··· Material supplied ···

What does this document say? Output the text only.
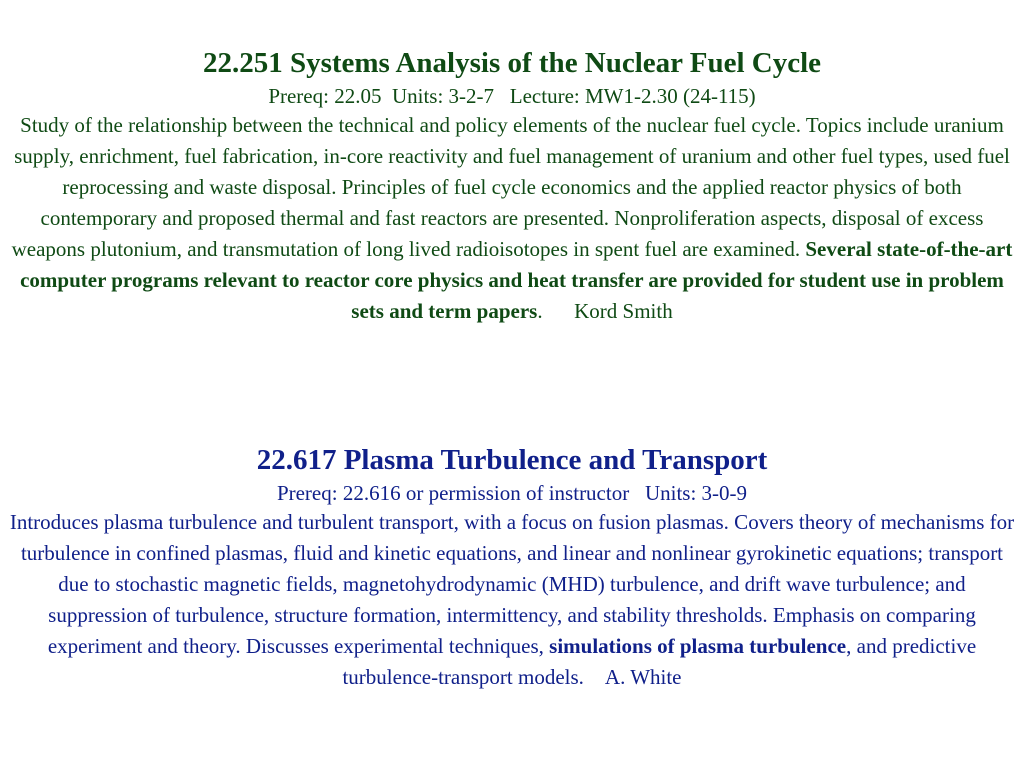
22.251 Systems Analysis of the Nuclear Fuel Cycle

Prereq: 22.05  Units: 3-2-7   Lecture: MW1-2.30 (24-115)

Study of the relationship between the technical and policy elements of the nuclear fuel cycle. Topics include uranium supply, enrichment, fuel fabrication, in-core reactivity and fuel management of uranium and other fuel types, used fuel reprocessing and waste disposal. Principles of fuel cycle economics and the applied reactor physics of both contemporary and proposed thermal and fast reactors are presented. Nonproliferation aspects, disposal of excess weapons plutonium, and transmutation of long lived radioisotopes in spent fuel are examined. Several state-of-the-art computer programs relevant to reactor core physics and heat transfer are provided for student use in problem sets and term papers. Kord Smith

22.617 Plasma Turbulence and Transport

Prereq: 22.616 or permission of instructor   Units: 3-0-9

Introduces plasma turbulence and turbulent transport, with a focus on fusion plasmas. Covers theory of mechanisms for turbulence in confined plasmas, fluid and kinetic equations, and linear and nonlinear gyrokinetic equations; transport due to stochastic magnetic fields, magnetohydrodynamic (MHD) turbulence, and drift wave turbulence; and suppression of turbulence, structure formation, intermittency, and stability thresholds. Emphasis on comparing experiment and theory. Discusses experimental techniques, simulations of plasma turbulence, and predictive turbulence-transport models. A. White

···
··· Material supplied ···

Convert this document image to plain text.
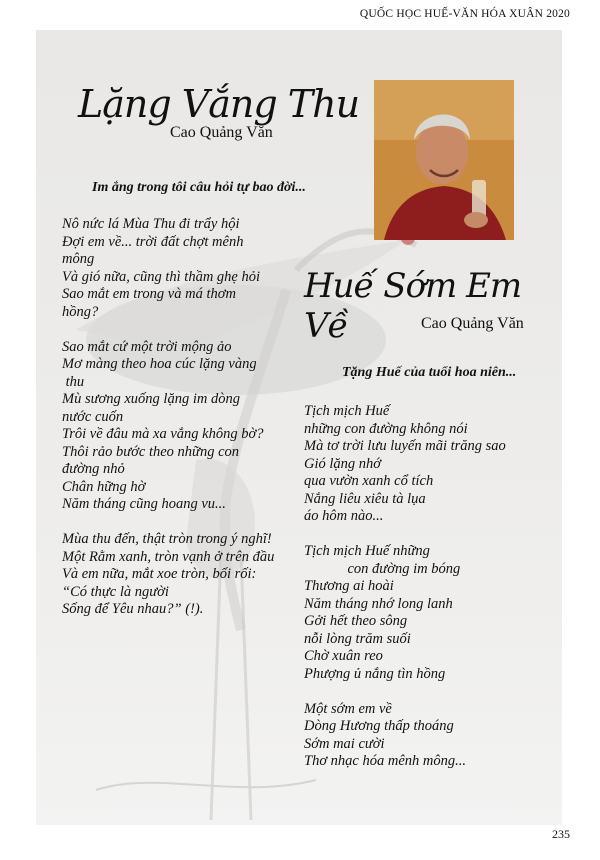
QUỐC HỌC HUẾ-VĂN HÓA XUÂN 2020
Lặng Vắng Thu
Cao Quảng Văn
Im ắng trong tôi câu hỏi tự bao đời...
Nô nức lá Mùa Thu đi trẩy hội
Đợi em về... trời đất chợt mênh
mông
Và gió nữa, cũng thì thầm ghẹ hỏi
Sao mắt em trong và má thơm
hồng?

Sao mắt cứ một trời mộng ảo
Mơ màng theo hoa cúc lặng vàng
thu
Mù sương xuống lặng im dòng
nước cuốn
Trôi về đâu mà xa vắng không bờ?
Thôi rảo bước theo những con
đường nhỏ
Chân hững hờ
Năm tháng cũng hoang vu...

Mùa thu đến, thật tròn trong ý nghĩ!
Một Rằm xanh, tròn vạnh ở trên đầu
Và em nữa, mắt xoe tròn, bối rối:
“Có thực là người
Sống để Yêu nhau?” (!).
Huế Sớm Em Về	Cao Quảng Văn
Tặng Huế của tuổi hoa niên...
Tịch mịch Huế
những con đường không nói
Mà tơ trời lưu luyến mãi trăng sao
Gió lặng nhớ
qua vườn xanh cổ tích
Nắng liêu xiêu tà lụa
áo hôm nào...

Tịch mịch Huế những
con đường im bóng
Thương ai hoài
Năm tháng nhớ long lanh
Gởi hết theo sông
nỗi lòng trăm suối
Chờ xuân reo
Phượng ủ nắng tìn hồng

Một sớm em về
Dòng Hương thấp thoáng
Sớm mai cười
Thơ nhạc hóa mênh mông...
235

···
··· Material supplied ···

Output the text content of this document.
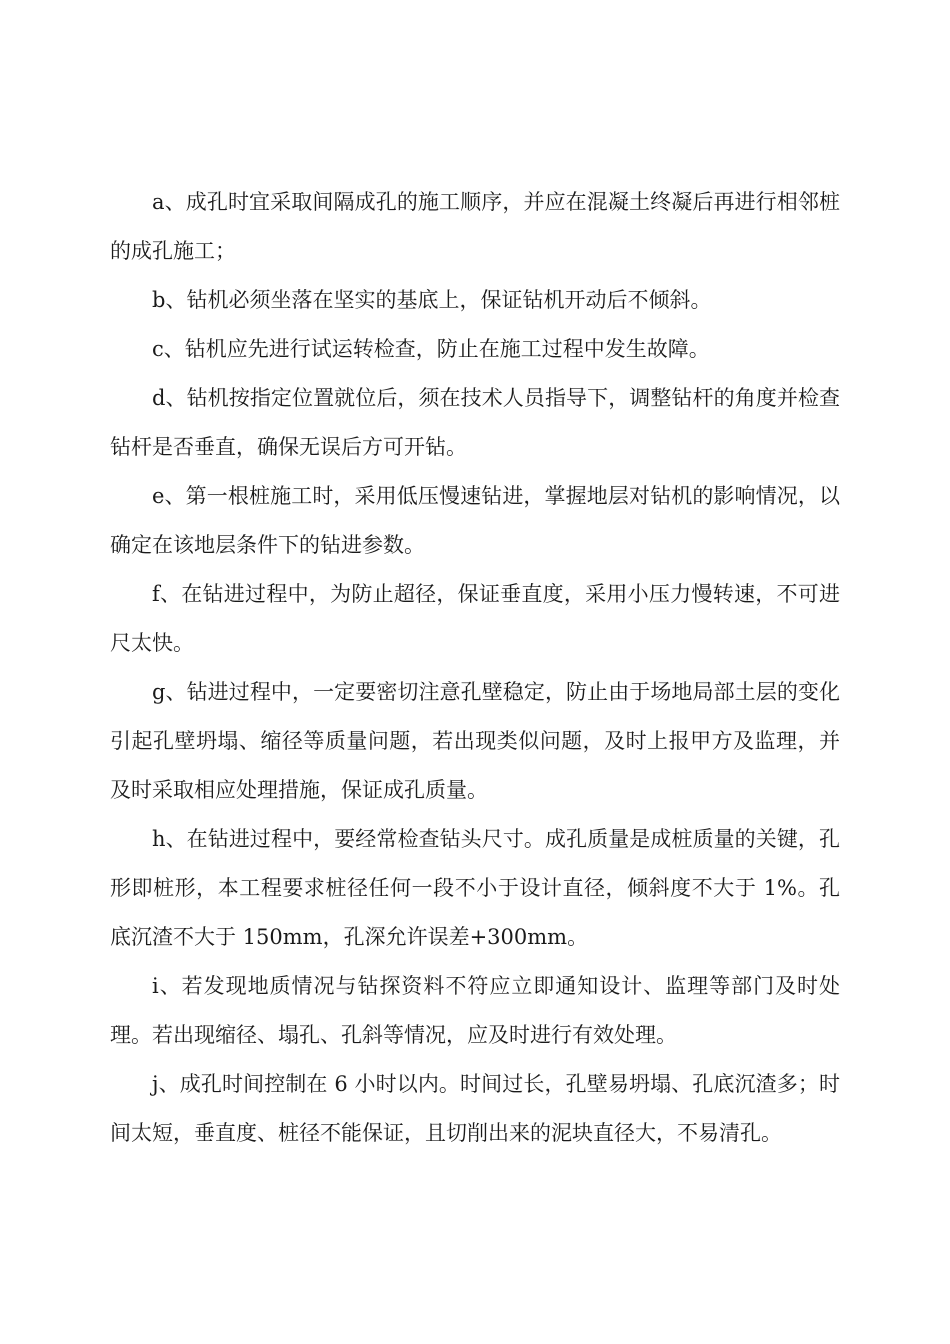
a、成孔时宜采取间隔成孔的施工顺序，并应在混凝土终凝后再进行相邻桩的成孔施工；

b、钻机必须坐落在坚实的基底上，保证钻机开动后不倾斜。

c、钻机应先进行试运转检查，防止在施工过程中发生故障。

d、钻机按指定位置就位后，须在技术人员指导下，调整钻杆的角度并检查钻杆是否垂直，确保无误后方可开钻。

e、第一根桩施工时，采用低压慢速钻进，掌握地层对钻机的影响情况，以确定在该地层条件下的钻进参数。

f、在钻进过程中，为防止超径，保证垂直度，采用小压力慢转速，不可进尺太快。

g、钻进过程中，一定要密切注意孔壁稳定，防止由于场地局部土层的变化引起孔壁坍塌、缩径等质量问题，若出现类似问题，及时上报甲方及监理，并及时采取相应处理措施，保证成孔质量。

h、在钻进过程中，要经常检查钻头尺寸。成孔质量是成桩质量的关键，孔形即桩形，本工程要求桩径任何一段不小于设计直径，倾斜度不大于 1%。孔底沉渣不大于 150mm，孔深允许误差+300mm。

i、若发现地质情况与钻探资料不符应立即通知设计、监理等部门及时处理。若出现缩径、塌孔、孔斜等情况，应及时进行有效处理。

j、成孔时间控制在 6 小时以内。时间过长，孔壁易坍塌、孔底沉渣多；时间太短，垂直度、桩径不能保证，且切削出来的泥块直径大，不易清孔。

···

## [Written instruction]
What is the number of lines in the listing that include the word "document"? Give that number and nothing else.

## [Expected answer]
3